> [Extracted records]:
───
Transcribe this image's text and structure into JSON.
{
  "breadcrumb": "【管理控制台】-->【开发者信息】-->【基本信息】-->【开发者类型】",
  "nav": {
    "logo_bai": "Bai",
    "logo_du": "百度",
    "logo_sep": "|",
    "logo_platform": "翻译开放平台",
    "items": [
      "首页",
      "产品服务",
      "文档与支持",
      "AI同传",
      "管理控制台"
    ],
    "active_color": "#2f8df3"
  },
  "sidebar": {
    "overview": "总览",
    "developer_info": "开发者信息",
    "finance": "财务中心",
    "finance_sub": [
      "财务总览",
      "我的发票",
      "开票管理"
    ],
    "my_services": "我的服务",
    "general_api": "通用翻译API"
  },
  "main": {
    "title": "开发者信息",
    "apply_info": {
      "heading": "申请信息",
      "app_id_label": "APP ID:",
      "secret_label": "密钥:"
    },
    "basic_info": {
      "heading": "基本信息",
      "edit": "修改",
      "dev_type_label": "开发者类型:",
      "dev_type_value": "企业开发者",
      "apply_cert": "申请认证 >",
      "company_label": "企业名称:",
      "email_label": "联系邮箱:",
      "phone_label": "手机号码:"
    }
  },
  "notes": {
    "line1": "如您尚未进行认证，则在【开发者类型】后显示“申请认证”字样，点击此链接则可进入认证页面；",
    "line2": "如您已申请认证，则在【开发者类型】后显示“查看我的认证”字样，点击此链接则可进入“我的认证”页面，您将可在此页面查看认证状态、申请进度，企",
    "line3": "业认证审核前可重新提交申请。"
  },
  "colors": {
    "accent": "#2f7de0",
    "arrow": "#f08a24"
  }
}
───
> [Task to carry out]:
Copy all of the material word for word.

> [Exercise solution]:
Transcribe this image's text and structure into JSON.
{
  "breadcrumb": "【管理控制台】-->【开发者信息】-->【基本信息】-->【开发者类型】",
  "nav": {
    "logo_bai": "Bai",
    "logo_du": "百度",
    "logo_sep": "|",
    "logo_platform": "翻译开放平台",
    "items": [
      "首页",
      "产品服务",
      "文档与支持",
      "AI同传",
      "管理控制台"
    ],
    "active_color": "#2f8df3"
  },
  "sidebar": {
    "overview": "总览",
    "developer_info": "开发者信息",
    "finance": "财务中心",
    "finance_sub": [
      "财务总览",
      "我的发票",
      "开票管理"
    ],
    "my_services": "我的服务",
    "general_api": "通用翻译API"
  },
  "main": {
    "title": "开发者信息",
    "apply_info": {
      "heading": "申请信息",
      "app_id_label": "APP ID:",
      "secret_label": "密钥:"
    },
    "basic_info": {
      "heading": "基本信息",
      "edit": "修改",
      "dev_type_label": "开发者类型:",
      "dev_type_value": "企业开发者",
      "apply_cert": "申请认证 >",
      "company_label": "企业名称:",
      "email_label": "联系邮箱:",
      "phone_label": "手机号码:"
    }
  },
  "notes": {
    "line1": "如您尚未进行认证，则在【开发者类型】后显示“申请认证”字样，点击此链接则可进入认证页面；",
    "line2": "如您已申请认证，则在【开发者类型】后显示“查看我的认证”字样，点击此链接则可进入“我的认证”页面，您将可在此页面查看认证状态、申请进度，企",
    "line3": "业认证审核前可重新提交申请。"
  },
  "colors": {
    "accent": "#2f7de0",
    "arrow": "#f08a24"
  }
}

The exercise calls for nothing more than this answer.